• [LISTED ENTRIES]

>>>>>

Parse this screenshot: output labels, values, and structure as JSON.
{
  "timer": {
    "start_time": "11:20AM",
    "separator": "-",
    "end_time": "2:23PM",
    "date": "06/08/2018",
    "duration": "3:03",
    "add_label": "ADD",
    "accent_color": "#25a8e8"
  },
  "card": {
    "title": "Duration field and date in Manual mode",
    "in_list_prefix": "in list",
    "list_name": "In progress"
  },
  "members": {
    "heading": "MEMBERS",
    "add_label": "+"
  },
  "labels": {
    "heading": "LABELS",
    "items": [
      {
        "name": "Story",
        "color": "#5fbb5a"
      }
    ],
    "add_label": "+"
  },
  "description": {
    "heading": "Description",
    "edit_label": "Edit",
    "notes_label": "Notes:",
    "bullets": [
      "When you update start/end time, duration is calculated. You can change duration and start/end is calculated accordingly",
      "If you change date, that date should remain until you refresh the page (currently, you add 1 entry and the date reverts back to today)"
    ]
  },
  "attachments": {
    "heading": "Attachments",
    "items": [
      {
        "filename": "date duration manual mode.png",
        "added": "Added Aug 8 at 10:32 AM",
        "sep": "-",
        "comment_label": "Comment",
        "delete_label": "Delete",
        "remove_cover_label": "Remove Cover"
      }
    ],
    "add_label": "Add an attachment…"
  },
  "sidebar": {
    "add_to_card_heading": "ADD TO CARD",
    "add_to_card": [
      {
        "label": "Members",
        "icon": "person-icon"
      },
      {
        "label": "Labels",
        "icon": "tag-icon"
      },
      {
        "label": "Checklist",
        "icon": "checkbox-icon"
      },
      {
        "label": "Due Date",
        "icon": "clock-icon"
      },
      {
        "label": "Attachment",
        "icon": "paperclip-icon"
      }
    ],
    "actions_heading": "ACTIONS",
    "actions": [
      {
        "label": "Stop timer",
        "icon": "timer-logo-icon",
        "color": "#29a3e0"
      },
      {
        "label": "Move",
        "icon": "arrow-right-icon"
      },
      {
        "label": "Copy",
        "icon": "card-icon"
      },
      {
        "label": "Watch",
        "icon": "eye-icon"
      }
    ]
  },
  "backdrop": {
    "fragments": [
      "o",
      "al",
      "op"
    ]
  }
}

<<<<<

• [EXERCISE] Extract the complete listing above, reproducing each line exactly.

• [TASK SOLUTION]
Parse this screenshot: output labels, values, and structure as JSON.
{
  "timer": {
    "start_time": "11:20AM",
    "separator": "-",
    "end_time": "2:23PM",
    "date": "06/08/2018",
    "duration": "3:03",
    "add_label": "ADD",
    "accent_color": "#25a8e8"
  },
  "card": {
    "title": "Duration field and date in Manual mode",
    "in_list_prefix": "in list",
    "list_name": "In progress"
  },
  "members": {
    "heading": "MEMBERS",
    "add_label": "+"
  },
  "labels": {
    "heading": "LABELS",
    "items": [
      {
        "name": "Story",
        "color": "#5fbb5a"
      }
    ],
    "add_label": "+"
  },
  "description": {
    "heading": "Description",
    "edit_label": "Edit",
    "notes_label": "Notes:",
    "bullets": [
      "When you update start/end time, duration is calculated. You can change duration and start/end is calculated accordingly",
      "If you change date, that date should remain until you refresh the page (currently, you add 1 entry and the date reverts back to today)"
    ]
  },
  "attachments": {
    "heading": "Attachments",
    "items": [
      {
        "filename": "date duration manual mode.png",
        "added": "Added Aug 8 at 10:32 AM",
        "sep": "-",
        "comment_label": "Comment",
        "delete_label": "Delete",
        "remove_cover_label": "Remove Cover"
      }
    ],
    "add_label": "Add an attachment…"
  },
  "sidebar": {
    "add_to_card_heading": "ADD TO CARD",
    "add_to_card": [
      {
        "label": "Members",
        "icon": "person-icon"
      },
      {
        "label": "Labels",
        "icon": "tag-icon"
      },
      {
        "label": "Checklist",
        "icon": "checkbox-icon"
      },
      {
        "label": "Due Date",
        "icon": "clock-icon"
      },
      {
        "label": "Attachment",
        "icon": "paperclip-icon"
      }
    ],
    "actions_heading": "ACTIONS",
    "actions": [
      {
        "label": "Stop timer",
        "icon": "timer-logo-icon",
        "color": "#29a3e0"
      },
      {
        "label": "Move",
        "icon": "arrow-right-icon"
      },
      {
        "label": "Copy",
        "icon": "card-icon"
      },
      {
        "label": "Watch",
        "icon": "eye-icon"
      }
    ]
  },
  "backdrop": {
    "fragments": [
      "o",
      "al",
      "op"
    ]
  }
}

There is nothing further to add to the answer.